_GIVEN PROBLEM_: Find all lines in the records that include the word "from", and copy them out.

_INPUT DATA_:
start

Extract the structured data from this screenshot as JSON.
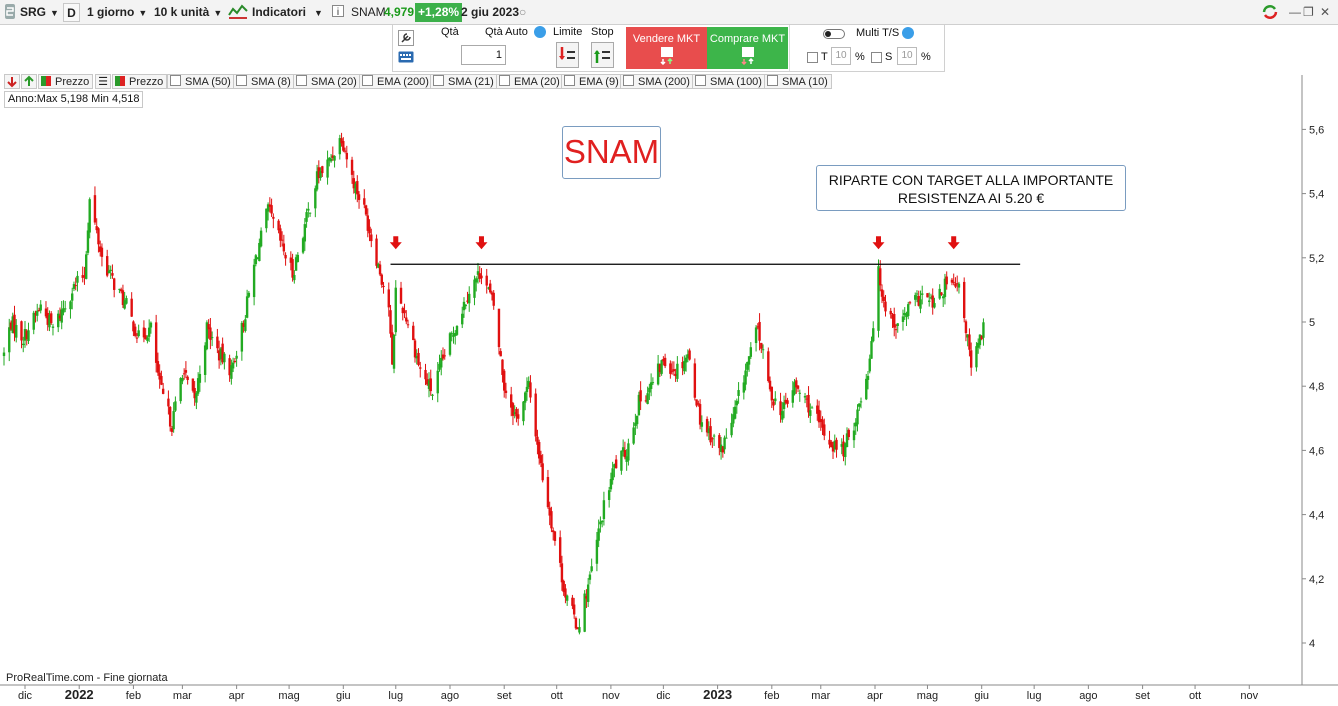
{
  "toolbar": {
    "symbol": "SRG",
    "d_label": "D",
    "timeframe": "1 giorno",
    "units": "10 k unità",
    "indicators": "Indicatori",
    "info_icon": "info-icon",
    "instrument": "SNAM",
    "last_price": "4,979",
    "change": "+1,28%",
    "date": "2 giu 2023"
  },
  "order": {
    "qty_label": "Qtà",
    "qty_auto_label": "Qtà Auto",
    "qty_value": "1",
    "limit_label": "Limite",
    "stop_label": "Stop",
    "sell_label": "Vendere MKT",
    "buy_label": "Comprare MKT",
    "multi_label": "Multi T/S",
    "t_label": "T",
    "t_value": "10",
    "t_unit": "%",
    "s_label": "S",
    "s_value": "10",
    "s_unit": "%"
  },
  "legend": {
    "items": [
      "Prezzo",
      "Prezzo",
      "SMA (50)",
      "SMA (8)",
      "SMA (20)",
      "EMA (200)",
      "SMA (21)",
      "EMA (20)",
      "EMA (9)",
      "SMA (200)",
      "SMA (100)",
      "SMA (10)"
    ]
  },
  "stats": "Anno:Max 5,198 Min 4,518",
  "footer": "ProRealTime.com - Fine giornata",
  "annotations": {
    "title": "SNAM",
    "note_line1": "RIPARTE CON TARGET ALLA IMPORTANTE",
    "note_line2": "RESISTENZA AI 5.20 €"
  },
  "colors": {
    "up": "#22aa22",
    "down": "#e01010",
    "marker": "#e01010",
    "accent": "#e02020"
  },
  "chart_data": {
    "type": "candlestick",
    "y_ticks": [
      "5,6",
      "5,4",
      "5,2",
      "5",
      "4,8",
      "4,6",
      "4,4",
      "4,2",
      "4"
    ],
    "y_tick_values": [
      5.6,
      5.4,
      5.2,
      5.0,
      4.8,
      4.6,
      4.4,
      4.2,
      4.0
    ],
    "ylim": [
      3.93,
      5.72
    ],
    "x_ticks": [
      "dic",
      "2022",
      "feb",
      "mar",
      "apr",
      "mag",
      "giu",
      "lug",
      "ago",
      "set",
      "ott",
      "nov",
      "dic",
      "2023",
      "feb",
      "mar",
      "apr",
      "mag",
      "giu",
      "lug",
      "ago",
      "set",
      "ott",
      "nov"
    ],
    "x_bold": [
      "2022",
      "2023"
    ],
    "resistance": {
      "level": 5.18,
      "from": "2022-06-28",
      "to": "2023-06-23"
    },
    "markers": [
      "2022-07-01",
      "2022-08-19",
      "2023-04-03",
      "2023-05-16"
    ],
    "price_path": [
      [
        "2021-11-19",
        4.9
      ],
      [
        "2021-11-23",
        5.0
      ],
      [
        "2021-11-30",
        4.95
      ],
      [
        "2021-12-10",
        5.05
      ],
      [
        "2021-12-17",
        4.98
      ],
      [
        "2021-12-28",
        5.1
      ],
      [
        "2022-01-04",
        5.15
      ],
      [
        "2022-01-07",
        5.38
      ],
      [
        "2022-01-14",
        5.2
      ],
      [
        "2022-01-21",
        5.12
      ],
      [
        "2022-01-28",
        5.05
      ],
      [
        "2022-02-04",
        4.95
      ],
      [
        "2022-02-11",
        4.98
      ],
      [
        "2022-02-16",
        4.8
      ],
      [
        "2022-02-23",
        4.68
      ],
      [
        "2022-03-01",
        4.85
      ],
      [
        "2022-03-08",
        4.75
      ],
      [
        "2022-03-15",
        4.98
      ],
      [
        "2022-03-22",
        4.9
      ],
      [
        "2022-03-29",
        4.85
      ],
      [
        "2022-04-05",
        5.0
      ],
      [
        "2022-04-12",
        5.2
      ],
      [
        "2022-04-19",
        5.35
      ],
      [
        "2022-04-26",
        5.25
      ],
      [
        "2022-05-03",
        5.15
      ],
      [
        "2022-05-10",
        5.3
      ],
      [
        "2022-05-17",
        5.45
      ],
      [
        "2022-05-24",
        5.5
      ],
      [
        "2022-05-31",
        5.58
      ],
      [
        "2022-06-06",
        5.45
      ],
      [
        "2022-06-13",
        5.35
      ],
      [
        "2022-06-20",
        5.2
      ],
      [
        "2022-06-27",
        5.05
      ],
      [
        "2022-06-29",
        4.85
      ],
      [
        "2022-07-01",
        5.1
      ],
      [
        "2022-07-08",
        5.0
      ],
      [
        "2022-07-15",
        4.85
      ],
      [
        "2022-07-22",
        4.78
      ],
      [
        "2022-07-29",
        4.9
      ],
      [
        "2022-08-05",
        5.0
      ],
      [
        "2022-08-12",
        5.1
      ],
      [
        "2022-08-19",
        5.16
      ],
      [
        "2022-08-26",
        5.05
      ],
      [
        "2022-09-01",
        4.8
      ],
      [
        "2022-09-08",
        4.7
      ],
      [
        "2022-09-15",
        4.8
      ],
      [
        "2022-09-22",
        4.55
      ],
      [
        "2022-09-29",
        4.35
      ],
      [
        "2022-10-06",
        4.15
      ],
      [
        "2022-10-13",
        4.05
      ],
      [
        "2022-10-20",
        4.2
      ],
      [
        "2022-10-27",
        4.4
      ],
      [
        "2022-11-03",
        4.55
      ],
      [
        "2022-11-10",
        4.6
      ],
      [
        "2022-11-17",
        4.75
      ],
      [
        "2022-11-24",
        4.8
      ],
      [
        "2022-12-01",
        4.88
      ],
      [
        "2022-12-08",
        4.85
      ],
      [
        "2022-12-15",
        4.9
      ],
      [
        "2022-12-22",
        4.7
      ],
      [
        "2023-01-03",
        4.6
      ],
      [
        "2023-01-10",
        4.7
      ],
      [
        "2023-01-17",
        4.85
      ],
      [
        "2023-01-24",
        4.98
      ],
      [
        "2023-01-31",
        4.78
      ],
      [
        "2023-02-07",
        4.72
      ],
      [
        "2023-02-14",
        4.8
      ],
      [
        "2023-02-21",
        4.75
      ],
      [
        "2023-02-28",
        4.68
      ],
      [
        "2023-03-07",
        4.62
      ],
      [
        "2023-03-14",
        4.6
      ],
      [
        "2023-03-21",
        4.7
      ],
      [
        "2023-03-28",
        4.85
      ],
      [
        "2023-04-03",
        5.15
      ],
      [
        "2023-04-07",
        5.05
      ],
      [
        "2023-04-14",
        4.98
      ],
      [
        "2023-04-21",
        5.05
      ],
      [
        "2023-04-28",
        5.08
      ],
      [
        "2023-05-05",
        5.05
      ],
      [
        "2023-05-12",
        5.12
      ],
      [
        "2023-05-19",
        5.1
      ],
      [
        "2023-05-24",
        4.95
      ],
      [
        "2023-05-26",
        4.85
      ],
      [
        "2023-06-02",
        4.98
      ]
    ]
  }
}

end

_IN RESPONSE_:
Extract the structured data from this screenshot as JSON.
      "from": "2022-06-28",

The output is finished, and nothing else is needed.